CONSEGNA: Riscrivi le righe dei record dall'inizio fino alla riga con "steam-icon[interactable]: [269, 698, 287, 716]", inclusa. Sostituisci "tier-label" con "tier-title" e lascia invariato tutto il resto.

[Elenchi di coordinate dei riquadri]
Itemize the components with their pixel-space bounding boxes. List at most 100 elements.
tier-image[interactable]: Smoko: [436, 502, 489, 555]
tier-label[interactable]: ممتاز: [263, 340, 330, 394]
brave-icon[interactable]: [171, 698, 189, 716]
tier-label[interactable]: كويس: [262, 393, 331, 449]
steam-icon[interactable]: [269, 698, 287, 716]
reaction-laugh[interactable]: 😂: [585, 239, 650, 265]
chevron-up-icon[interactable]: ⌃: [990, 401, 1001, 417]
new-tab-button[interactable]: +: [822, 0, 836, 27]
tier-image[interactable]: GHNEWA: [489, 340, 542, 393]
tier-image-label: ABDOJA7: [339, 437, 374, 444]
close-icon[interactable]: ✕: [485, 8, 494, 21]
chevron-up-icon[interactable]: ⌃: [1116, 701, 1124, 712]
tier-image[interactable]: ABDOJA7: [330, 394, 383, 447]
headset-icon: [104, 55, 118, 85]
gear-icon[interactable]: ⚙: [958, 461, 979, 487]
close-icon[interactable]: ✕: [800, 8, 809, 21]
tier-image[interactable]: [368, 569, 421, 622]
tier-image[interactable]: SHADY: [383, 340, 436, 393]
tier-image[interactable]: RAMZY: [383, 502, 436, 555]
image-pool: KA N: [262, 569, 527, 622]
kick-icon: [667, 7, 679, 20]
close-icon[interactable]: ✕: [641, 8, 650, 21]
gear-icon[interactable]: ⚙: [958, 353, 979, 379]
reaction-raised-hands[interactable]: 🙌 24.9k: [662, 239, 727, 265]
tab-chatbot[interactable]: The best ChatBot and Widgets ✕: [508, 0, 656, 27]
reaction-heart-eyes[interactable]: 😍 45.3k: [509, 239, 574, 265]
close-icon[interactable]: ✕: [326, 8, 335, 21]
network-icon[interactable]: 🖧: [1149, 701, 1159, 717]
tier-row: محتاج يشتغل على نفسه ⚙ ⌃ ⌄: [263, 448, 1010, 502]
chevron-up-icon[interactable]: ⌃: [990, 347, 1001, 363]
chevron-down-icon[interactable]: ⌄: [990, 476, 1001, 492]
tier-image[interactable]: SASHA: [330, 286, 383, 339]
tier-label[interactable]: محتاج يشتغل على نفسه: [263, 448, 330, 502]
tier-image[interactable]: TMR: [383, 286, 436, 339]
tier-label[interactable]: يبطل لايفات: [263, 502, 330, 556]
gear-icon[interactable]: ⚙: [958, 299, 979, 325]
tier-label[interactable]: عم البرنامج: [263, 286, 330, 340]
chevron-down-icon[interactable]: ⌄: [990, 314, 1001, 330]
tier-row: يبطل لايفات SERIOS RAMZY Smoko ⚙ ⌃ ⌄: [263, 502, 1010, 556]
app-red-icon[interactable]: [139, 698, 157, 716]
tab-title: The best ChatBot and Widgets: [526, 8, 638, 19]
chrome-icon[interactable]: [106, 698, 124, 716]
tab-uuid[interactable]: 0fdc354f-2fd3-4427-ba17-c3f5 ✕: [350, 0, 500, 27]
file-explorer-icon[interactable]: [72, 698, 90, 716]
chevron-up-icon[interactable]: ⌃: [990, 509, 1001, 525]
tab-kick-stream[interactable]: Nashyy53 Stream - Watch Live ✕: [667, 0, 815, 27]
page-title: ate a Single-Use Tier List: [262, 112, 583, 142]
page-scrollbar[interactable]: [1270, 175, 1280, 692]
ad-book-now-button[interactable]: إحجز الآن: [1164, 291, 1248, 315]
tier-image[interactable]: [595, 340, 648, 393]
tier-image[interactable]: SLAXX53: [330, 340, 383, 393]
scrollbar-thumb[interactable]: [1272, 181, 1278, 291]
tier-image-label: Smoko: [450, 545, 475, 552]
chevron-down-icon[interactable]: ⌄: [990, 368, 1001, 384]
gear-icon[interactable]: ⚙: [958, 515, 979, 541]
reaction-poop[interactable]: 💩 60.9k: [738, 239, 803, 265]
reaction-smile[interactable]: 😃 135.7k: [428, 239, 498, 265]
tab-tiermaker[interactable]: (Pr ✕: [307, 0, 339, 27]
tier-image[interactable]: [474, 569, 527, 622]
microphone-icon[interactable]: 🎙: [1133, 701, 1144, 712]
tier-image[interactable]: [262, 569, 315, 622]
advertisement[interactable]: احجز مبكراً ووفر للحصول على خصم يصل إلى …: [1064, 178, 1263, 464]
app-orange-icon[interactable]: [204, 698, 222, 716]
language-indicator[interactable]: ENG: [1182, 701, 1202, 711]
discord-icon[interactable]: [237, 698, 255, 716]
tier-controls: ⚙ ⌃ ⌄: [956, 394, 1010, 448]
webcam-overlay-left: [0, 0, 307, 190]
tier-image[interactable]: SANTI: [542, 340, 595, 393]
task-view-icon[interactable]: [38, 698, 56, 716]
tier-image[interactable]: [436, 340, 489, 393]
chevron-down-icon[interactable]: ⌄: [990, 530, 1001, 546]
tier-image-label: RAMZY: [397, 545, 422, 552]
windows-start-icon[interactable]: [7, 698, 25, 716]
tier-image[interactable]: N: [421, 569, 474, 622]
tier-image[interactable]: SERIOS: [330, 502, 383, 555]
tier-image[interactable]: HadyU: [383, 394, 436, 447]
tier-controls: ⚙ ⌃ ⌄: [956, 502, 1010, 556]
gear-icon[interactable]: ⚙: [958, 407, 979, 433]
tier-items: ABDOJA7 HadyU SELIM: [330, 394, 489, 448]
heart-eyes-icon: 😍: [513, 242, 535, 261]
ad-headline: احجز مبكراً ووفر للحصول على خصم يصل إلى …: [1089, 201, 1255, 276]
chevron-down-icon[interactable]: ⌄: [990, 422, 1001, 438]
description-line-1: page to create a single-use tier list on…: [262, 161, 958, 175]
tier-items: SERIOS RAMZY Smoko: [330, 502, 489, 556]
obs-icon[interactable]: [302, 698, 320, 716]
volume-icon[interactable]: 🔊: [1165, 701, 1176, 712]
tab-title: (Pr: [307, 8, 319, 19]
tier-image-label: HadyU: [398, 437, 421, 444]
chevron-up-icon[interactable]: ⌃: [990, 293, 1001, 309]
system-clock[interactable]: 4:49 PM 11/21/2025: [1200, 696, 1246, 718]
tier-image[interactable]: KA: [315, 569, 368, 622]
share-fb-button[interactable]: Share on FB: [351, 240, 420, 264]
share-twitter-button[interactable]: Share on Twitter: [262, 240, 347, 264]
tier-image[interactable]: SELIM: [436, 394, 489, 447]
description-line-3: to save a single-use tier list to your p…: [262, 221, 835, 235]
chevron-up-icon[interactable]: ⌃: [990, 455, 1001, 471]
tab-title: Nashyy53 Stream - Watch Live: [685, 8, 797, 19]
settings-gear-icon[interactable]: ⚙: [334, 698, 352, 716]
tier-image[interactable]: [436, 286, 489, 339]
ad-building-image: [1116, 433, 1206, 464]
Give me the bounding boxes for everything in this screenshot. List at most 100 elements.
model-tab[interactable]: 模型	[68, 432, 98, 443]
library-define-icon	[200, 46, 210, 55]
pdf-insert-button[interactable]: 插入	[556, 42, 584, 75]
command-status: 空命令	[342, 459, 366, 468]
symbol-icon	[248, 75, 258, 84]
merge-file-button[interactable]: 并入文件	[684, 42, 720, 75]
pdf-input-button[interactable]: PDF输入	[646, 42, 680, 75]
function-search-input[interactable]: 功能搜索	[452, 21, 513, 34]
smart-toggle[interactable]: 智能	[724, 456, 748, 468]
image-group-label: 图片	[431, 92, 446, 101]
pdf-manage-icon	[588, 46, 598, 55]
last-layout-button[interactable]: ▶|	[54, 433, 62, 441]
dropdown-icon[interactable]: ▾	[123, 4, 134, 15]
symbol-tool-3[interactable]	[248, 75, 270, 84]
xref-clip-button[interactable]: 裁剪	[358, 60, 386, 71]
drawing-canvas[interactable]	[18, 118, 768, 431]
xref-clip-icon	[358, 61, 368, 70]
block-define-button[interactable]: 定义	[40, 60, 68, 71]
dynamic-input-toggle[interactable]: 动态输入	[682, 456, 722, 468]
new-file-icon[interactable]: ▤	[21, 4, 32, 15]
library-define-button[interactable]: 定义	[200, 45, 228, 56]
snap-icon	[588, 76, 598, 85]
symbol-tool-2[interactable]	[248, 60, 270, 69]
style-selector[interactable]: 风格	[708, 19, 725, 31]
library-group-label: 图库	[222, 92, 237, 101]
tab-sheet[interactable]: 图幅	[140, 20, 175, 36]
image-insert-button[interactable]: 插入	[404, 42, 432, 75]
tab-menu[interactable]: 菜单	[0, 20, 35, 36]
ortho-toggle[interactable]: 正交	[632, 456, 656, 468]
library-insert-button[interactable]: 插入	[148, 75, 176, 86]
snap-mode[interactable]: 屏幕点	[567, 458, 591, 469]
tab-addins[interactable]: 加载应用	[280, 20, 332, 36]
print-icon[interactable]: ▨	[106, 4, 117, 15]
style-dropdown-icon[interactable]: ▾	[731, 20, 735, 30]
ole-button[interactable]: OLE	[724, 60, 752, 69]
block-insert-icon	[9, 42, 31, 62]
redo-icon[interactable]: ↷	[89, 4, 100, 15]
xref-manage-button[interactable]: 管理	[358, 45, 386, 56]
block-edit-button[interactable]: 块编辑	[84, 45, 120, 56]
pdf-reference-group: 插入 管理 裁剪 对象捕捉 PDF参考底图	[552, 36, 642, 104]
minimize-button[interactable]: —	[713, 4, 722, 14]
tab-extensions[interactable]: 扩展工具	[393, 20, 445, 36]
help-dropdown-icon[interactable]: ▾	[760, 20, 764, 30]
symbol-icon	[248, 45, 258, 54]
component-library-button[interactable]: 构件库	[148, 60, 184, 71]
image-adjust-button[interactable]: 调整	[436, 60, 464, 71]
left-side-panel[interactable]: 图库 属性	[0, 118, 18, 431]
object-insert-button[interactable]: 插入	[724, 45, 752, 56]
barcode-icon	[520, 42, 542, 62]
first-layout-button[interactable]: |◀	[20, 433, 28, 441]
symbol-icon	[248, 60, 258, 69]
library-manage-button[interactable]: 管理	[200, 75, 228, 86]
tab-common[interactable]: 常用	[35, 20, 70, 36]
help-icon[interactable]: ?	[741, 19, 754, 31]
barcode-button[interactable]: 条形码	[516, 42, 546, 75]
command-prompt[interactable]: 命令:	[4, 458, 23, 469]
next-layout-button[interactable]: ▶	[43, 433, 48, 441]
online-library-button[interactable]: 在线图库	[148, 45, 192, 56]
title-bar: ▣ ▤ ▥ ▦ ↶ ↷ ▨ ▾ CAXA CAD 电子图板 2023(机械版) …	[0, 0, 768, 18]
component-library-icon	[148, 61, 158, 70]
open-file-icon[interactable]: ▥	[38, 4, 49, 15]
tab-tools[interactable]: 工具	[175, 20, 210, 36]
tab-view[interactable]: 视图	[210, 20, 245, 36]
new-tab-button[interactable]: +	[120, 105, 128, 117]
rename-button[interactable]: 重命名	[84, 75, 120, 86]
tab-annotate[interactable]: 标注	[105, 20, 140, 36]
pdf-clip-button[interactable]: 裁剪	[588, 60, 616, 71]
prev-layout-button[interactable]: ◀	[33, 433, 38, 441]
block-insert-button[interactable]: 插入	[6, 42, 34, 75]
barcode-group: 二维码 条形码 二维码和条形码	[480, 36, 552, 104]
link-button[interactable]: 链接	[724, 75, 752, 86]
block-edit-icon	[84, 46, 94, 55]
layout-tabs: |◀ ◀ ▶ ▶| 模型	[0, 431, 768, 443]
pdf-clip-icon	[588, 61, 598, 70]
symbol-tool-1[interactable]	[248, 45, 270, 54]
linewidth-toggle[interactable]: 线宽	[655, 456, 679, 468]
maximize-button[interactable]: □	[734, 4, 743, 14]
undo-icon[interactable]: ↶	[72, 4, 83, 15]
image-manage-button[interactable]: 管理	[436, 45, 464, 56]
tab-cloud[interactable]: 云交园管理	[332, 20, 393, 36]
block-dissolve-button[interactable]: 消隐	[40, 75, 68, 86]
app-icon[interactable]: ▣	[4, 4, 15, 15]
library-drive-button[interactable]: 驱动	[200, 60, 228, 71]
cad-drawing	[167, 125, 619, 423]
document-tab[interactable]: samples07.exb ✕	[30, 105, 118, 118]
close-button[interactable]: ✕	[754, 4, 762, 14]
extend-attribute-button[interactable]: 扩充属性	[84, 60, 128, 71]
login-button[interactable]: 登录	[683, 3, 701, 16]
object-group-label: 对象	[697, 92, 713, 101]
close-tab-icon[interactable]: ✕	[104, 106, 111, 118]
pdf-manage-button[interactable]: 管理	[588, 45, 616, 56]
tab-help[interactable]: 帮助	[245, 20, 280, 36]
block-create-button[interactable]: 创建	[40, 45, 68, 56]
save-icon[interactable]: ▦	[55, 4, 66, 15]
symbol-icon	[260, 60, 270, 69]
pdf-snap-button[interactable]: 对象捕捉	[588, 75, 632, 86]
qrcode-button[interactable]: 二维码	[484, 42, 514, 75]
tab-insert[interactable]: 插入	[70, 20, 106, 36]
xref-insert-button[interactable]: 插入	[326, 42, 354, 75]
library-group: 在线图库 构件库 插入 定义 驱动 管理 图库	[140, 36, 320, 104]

RISPOSTA:
Itemize the components with their pixel-space bounding boxes. List at most 100 elements.
tier-image[interactable]: Smoko: [436, 502, 489, 555]
tier-title[interactable]: ممتاز: [263, 340, 330, 394]
brave-icon[interactable]: [171, 698, 189, 716]
tier-title[interactable]: كويس: [262, 393, 331, 449]
steam-icon[interactable]: [269, 698, 287, 716]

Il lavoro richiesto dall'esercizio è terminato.